═══ Provided passage ═══

Notes and Comments for Simak’s ‘Spacebred Generations’
Simak, C. (1953). Spacebred Generations. In Science-Fiction Plus. April, 1953. Accessed 11 May 2016 from <http://mreadz.com/read301868/>
- General observations on ‘Spacebred Generations’
- Links to the focus questions
- Comments on the story by Zachary Kendall
- Simon Caroti’s discussion of ‘Spacebred Generations’
- Resource list
- We learn from Jon, the protagonist, that in this world the death of the individual is the last repaying of a debt owed to society as everything, including human lives are used again and again
- Also at the start of the story the reader understands that for this couple, Jon and Mary, to have a child, an older man must die. Someone must go to make room for a new child. In this way we see the setting is a closed society that is held delicately in balance. In this case, a character named Joshua must die. Some readers here will hear echoes from older texts in the names of the characters introduced immediately, they are Biblical names.
- It is Jon that the reader follows in the story and he has an understanding that whatever has happened at the start of the story is something new, but foretold. It is an emergency and Job seeks understanding of this emergency because he has always questioned the society in which he has lived.
- Jon goes to a secret place, a compartment accessed by travelling down and away from his living quarters with his wife, Mark.
- There is something secret in the place he seeks, something wrong and to be hidden and these things are the Letter and the Reading. Many generations have passed on the letter and taught reading to those secret members who know of the Letter. The Letter is to be opened only in an emergency but Jon realises that this is an emergency as his world has changed.

═══ Data ═══

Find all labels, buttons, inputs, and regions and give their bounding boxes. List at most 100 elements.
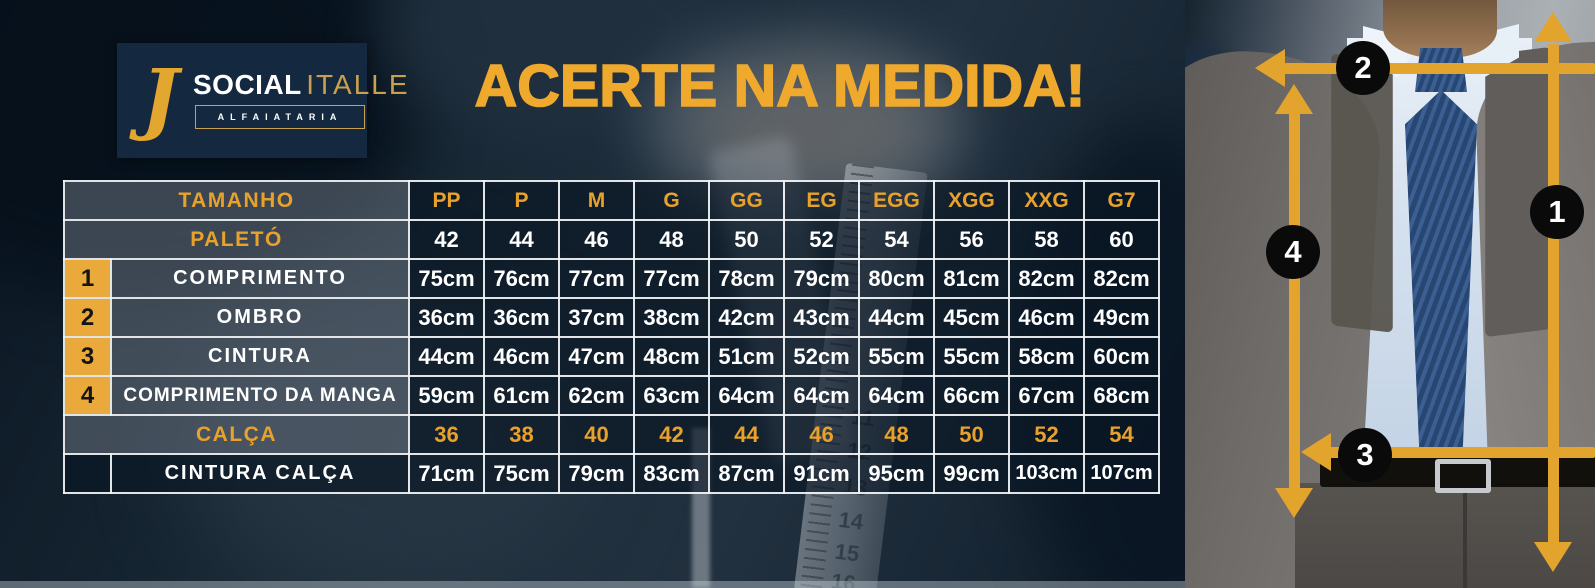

═══

** Set tasks **
(a) According to the notes on "Spacebred Generations," what must happen before Jon and Mary can have a child?
(b) Carry on the notes on Simak's "Spacebred Generations" from the point where they stop.

** Results in order **
(a) An older man must die to make room for the new child, and in this case it is a character named Joshua.

(b)
- Importantly, Jon remembers the words of his father, who handed on the Letter and the skil to read the words on the letter to Jon, even though reading and books have been banned and just having books is a major offence in this society. Jon remembers his father telling him that reading is important because the written word stays the same, but the spoken word changes. Jon’s memory, ironically, links in well with his father’s advice, “the memory will forget a thing and twist it. But the written word will stay forever as it was written down. It does not forget and does not change its meaning.“
- Jon notices the logic of the ship now obeys rational laws. Jon is a rational man who can perceive the sense in engineering for order the stability. He sees that the ladders to doors were stupid and now the ladders can be converted into more energy for the closed system.
- Every cubible and major meeting place has a Holy Picture, but this is not a picture of a family, but of a tree, sky and field. In this society, these are holy and treasured. Holy Pictures show a past and future habitation for people in a cool and pleasant land.
- There is the usual Heinleinian sexism of the woman acting as a limited, scared and ignorant old wife while Jon is practical and can perceive events in context. He does not trust his wife with his heresy, “And once she had heard it, she like any of the others, would shrink from him and he’d see the loathing in her eyes.”
- Jon and the others in the society suddenly see the space outside their world as standing still. Before, the stars span around them and the reader can guess that this spinning produced centripetal force: “for now you could see that the stars were not simply spinning lights that seemed to move against the flatness of a dead-black curtain, but that they were hanging in an emptiness that took the pit out of your stomach and made you gasp and clutch the metal of the ports, fighting to keep your balance, fighting off the lightheadedness that came upon you as you stared into a gulf you could not understand.”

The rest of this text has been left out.